> _Estratto della fonte_:
□ □ □ □ □ □ □
Home » Europa » L’ecodogmatismo? Simile alla nostalgia per l’URSS

L’ecodogmatismo? Simile alla nostalgia perl’URSS. Nelle ultime tre settimane i palinsesti televisivi hanno proposto ben due documentari sul crollo dell’Unione Sovietica. Herzog incontra Gorbacev, firmato da un veterano del cinema di altissimo spessore, come è, appunto, Werner Herzog, è un ritratto encomiastico di un uomo sconfitto dalla storia e incapace di autocritica.

Rocky – L’atomica di Reagan funziona, invece, come una analisi ironica, ancorché serissima, dello strapotere dei miti di Hollywood nel forgiare la politica contemporanea, i sogni della gente comune e quindi i canali attraverso cui scorre la linfa vitale del consenso a regimi consumistici e manipolatori.

Rocky divenne un mito anche in Unione Sovietica, dove il cinema americano era sostanzialmente proibito. Tra gli esperti di costume intervistati del documentario figura anche il celebre critico cinematografico Tom Shone, che arriva al centro della questione senza girarci troppo intorno. Secondo lui l’Unione Sovietica si disintegrò perché la sua dimensione psicologica collettivista, socialista ed egualitarista è un assurdo antropologico.

La gente ha fame di eroi, di individui singoli, solitari e coraggiosi, che riescono a emergere contro tutto e contro tutti. A fare soldi, a fare carriera, a vincere. Questa è la storia di Rocky. Lo dimostra il fatto che l’unica scena del cinema russo che tutti conosciamo è la carrozzina che scende la scalinata, abbandonata al moto inerziale della caduta, nella Corazzata Potiomkin di Eizenstein (1926). L’URSS era un gigante che poggiava su una concezione totalmente irrealistica dell’essere umano.
□ □ □ □ □ □ □
> _Compiti scritti_:
a - Per ciascuna delle seguenti affermazioni indica se concorda con l'articolo sui documentari dedicati al crollo dell'Unione Sovietica. Rispondi sì o no e cita tra virgolette le parole decisive. (i) Rocky divenne un mito anche in Unione Sovietica. (ii) Herzog incontra Gorbacev presenta Gorbacev come un uomo capace di autocritica. (iii) La Corazzata Potiomkin di Eizenstein è del 1926.
b - Trascrivi dai record, senza alcuna modifica, tutto ciò che va dalla riga che contiene "y-tick-label: 8 [61, 200, 70, 218]" giù fino alla riga che contiene "x-tick-label: КНЗ_11 [504, 381, 558, 398]", incluse entrambe.

> _Dati grezzi_:
□ □ □ □ □ □ □
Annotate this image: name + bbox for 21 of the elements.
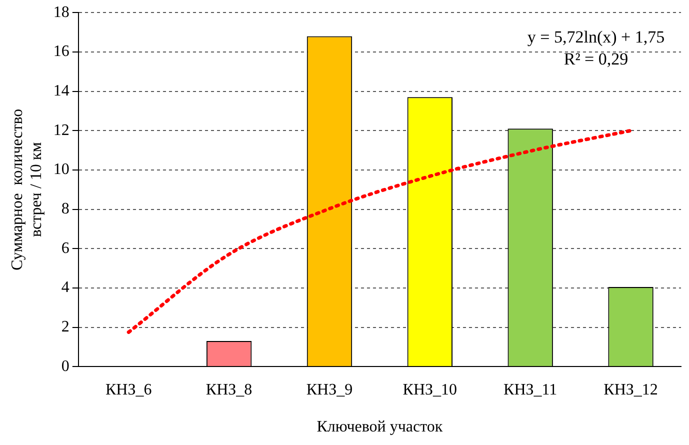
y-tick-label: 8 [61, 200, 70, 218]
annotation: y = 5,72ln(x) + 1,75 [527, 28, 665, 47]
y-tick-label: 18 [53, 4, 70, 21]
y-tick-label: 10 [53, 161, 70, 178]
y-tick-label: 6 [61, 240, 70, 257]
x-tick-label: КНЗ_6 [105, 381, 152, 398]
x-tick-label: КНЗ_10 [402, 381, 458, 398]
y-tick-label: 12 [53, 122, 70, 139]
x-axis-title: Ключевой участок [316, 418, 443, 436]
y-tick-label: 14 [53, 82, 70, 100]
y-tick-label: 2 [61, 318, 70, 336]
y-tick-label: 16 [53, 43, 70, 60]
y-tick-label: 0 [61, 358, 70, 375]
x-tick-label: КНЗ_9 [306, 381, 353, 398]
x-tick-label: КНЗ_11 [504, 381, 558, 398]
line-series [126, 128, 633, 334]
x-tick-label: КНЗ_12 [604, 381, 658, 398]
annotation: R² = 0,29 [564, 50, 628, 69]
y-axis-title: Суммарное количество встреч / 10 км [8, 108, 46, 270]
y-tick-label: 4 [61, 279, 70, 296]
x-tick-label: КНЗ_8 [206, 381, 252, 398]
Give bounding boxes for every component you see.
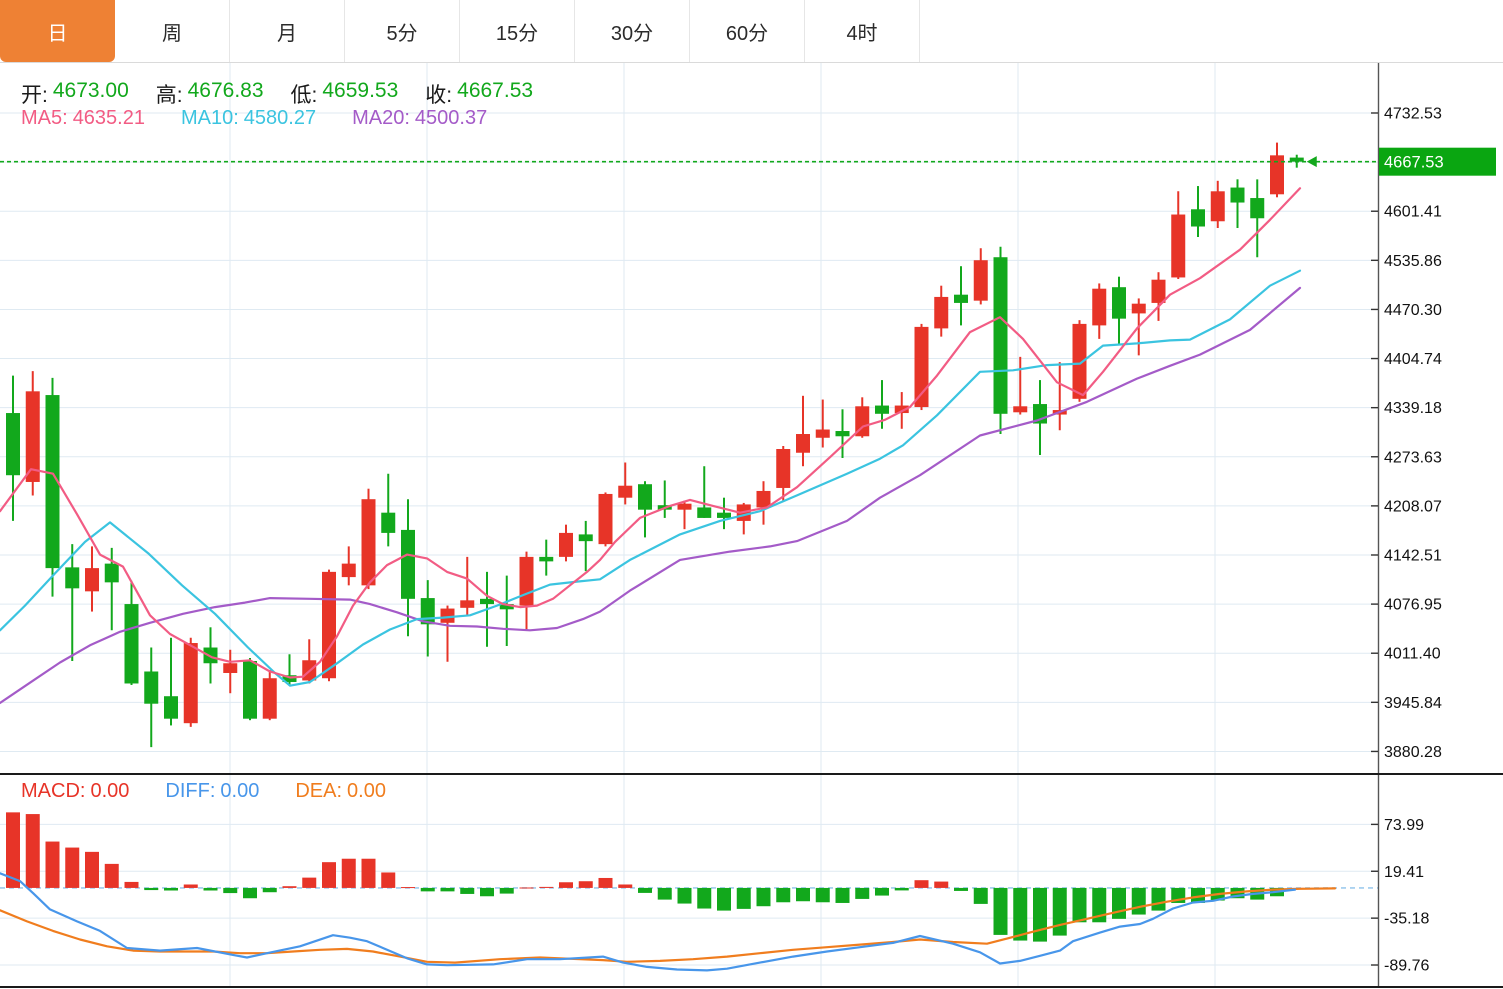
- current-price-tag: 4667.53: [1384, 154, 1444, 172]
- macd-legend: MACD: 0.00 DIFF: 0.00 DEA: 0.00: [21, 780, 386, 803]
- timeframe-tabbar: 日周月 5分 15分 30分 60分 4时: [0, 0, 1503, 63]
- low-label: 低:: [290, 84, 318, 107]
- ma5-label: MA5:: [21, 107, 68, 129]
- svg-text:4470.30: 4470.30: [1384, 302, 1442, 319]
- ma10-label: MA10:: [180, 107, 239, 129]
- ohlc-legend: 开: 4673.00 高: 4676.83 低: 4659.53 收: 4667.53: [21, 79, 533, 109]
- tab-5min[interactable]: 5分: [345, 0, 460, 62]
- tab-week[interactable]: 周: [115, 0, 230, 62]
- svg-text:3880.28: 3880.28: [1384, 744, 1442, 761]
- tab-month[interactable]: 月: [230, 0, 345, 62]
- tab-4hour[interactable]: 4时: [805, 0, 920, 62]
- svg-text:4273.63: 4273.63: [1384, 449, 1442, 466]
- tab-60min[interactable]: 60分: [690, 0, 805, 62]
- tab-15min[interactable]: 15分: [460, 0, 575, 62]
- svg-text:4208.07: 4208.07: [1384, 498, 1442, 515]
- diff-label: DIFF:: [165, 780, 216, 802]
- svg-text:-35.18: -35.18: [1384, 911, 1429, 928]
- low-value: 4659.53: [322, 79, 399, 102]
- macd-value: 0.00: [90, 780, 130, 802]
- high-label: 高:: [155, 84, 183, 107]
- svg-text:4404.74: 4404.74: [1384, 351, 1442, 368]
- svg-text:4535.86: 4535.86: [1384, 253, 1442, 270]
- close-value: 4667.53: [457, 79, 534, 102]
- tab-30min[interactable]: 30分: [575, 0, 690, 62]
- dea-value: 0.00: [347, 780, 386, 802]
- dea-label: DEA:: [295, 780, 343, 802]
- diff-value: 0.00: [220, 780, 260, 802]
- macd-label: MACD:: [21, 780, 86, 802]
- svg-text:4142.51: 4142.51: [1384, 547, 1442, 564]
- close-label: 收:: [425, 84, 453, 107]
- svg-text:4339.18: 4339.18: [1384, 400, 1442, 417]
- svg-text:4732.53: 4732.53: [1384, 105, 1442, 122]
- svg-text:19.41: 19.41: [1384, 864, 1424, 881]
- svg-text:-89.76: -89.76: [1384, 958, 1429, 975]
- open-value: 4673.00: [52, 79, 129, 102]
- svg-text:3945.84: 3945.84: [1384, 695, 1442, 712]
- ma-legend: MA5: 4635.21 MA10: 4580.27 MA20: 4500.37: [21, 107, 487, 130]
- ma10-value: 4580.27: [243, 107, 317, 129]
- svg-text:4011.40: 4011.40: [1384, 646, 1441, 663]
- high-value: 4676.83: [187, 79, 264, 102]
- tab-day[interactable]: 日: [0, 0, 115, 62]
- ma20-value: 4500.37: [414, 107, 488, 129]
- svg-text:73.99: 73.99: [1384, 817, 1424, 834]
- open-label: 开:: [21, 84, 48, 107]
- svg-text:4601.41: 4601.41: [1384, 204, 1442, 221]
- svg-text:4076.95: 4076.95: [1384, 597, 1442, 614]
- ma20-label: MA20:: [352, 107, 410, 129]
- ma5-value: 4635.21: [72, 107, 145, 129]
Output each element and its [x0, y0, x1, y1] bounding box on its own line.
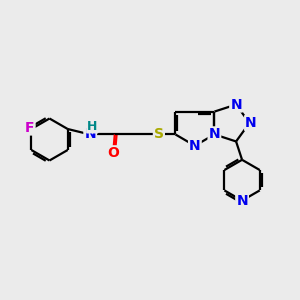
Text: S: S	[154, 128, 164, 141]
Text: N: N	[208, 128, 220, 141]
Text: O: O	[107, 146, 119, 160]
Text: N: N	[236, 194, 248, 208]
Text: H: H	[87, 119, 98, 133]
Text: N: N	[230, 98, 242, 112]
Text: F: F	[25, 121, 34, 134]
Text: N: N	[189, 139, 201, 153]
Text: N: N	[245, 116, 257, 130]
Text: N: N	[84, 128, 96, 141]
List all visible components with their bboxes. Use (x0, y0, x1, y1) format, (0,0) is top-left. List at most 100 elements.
□ □ □ □ □ □ □
> _Risposte per compito_:
a -
(i) Sì: "Rocky divenne un mito anche in Unione Sovietica".
(ii) No: "è un ritratto encomiastico di un uomo sconfitto dalla storia e incapace di autocritica".
(iii) Sì: "nella Corazzata Potiomkin di Eizenstein (1926)".

b -
y-tick-label: 8 [61, 200, 70, 218]
annotation: y = 5,72ln(x) + 1,75 [527, 28, 665, 47]
y-tick-label: 18 [53, 4, 70, 21]
y-tick-label: 10 [53, 161, 70, 178]
y-tick-label: 6 [61, 240, 70, 257]
x-tick-label: КНЗ_6 [105, 381, 152, 398]
x-tick-label: КНЗ_10 [402, 381, 458, 398]
y-tick-label: 12 [53, 122, 70, 139]
x-axis-title: Ключевой участок [316, 418, 443, 436]
y-tick-label: 14 [53, 82, 70, 100]
y-tick-label: 2 [61, 318, 70, 336]
y-tick-label: 16 [53, 43, 70, 60]
y-tick-label: 0 [61, 358, 70, 375]
x-tick-label: КНЗ_9 [306, 381, 353, 398]
x-tick-label: КНЗ_11 [504, 381, 558, 398]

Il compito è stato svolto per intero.